Tasks to perform >>
1. List every country named in the travel post.
2. Answer these questions from the travel post, one line each:
(a) In which city did Melissa meet the writer?
(b) How did the writer travel to Uruguay?
(c) Where had the writer first met Michael?
BEGIN Provided text
What a lucky girl I am to have two friends come down the the southern hemisphere for a visit. My dear friend Melissa came over Thanksgiving and met me in Mendoza. More than once we ran into friends in a plaza or restaurant and it elevated that feeling of Mendoza being my home right now, which felt pretty darn good. Icing on the cake…I finally had someone to go take a tango lesson with me! We ventured on the Buenos Aires subte to a very bohemian Moulin Rouge-ish venue and giggled our way through some suave moves. …now accepting Spanish teacher/tango teacher applications, por favor!
Fast forward 10 days and I was off to Uruguay by ferry to meet up with another good friend, Michael, who I had met while we were both in South Africa for the World Cup. We headed straight for Punto del Diablo, a chilled out beach town close to Brazil. A rainy day meant we were able to catch up while taste testing some Uruguayan wine. I wish I could tell you the tasting notes unique to Argentina reds vs. Uruguay, but perhaps a wine class is in order for 2014 when I return to Mendoza.
END Provided text
BEGIN Given records
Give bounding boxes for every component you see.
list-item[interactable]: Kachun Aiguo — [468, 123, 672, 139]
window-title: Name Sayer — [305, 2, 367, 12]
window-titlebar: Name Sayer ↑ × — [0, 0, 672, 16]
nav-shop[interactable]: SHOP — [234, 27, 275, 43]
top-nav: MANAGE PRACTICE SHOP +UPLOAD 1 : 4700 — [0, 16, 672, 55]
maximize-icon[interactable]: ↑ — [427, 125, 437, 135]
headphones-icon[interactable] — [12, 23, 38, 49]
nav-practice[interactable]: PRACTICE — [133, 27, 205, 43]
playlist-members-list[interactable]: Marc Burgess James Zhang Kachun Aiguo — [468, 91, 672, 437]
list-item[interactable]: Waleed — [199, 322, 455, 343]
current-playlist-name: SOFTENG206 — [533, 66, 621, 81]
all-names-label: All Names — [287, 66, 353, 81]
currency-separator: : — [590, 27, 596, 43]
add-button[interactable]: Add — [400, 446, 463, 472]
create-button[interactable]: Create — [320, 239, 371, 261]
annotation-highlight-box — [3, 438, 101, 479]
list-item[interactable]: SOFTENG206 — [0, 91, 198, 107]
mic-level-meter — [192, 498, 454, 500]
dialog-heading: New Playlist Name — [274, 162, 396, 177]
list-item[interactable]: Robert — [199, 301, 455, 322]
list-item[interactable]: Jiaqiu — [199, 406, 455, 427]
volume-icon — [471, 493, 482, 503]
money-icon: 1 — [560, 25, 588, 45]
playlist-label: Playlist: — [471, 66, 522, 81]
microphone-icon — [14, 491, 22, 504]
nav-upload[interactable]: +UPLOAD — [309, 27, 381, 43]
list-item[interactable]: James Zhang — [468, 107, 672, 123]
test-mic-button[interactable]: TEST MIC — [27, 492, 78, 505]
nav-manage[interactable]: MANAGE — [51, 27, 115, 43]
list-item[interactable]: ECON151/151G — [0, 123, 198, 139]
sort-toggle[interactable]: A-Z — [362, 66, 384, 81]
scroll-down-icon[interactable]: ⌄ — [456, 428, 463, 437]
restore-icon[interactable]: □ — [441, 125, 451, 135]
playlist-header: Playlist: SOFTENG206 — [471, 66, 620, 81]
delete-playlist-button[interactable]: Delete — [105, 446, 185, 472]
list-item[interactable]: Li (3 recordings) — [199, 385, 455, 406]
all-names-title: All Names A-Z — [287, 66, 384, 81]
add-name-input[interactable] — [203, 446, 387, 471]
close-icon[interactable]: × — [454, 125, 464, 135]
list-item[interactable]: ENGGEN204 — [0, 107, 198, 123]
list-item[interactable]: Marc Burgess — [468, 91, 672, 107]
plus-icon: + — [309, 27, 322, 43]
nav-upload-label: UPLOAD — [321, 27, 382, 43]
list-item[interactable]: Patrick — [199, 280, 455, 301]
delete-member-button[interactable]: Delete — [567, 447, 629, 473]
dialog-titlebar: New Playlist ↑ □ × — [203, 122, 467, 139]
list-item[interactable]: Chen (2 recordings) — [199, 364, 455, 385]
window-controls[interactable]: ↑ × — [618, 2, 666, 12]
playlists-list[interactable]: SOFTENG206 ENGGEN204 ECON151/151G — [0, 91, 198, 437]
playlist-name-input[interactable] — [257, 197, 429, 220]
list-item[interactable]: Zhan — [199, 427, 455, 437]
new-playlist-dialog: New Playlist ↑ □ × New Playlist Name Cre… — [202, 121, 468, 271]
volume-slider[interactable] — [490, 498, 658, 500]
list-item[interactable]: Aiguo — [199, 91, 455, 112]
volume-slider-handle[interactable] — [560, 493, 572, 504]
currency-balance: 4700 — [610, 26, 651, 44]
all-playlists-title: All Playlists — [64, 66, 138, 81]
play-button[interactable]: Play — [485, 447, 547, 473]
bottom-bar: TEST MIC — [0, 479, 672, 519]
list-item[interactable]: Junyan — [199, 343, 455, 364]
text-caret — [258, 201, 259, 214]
END Given records
Expected responses >>
1. Uruguay, Brazil, South Africa, Argentina

2.
(a) Mendoza
(b) By ferry
(c) In South Africa, during the World Cup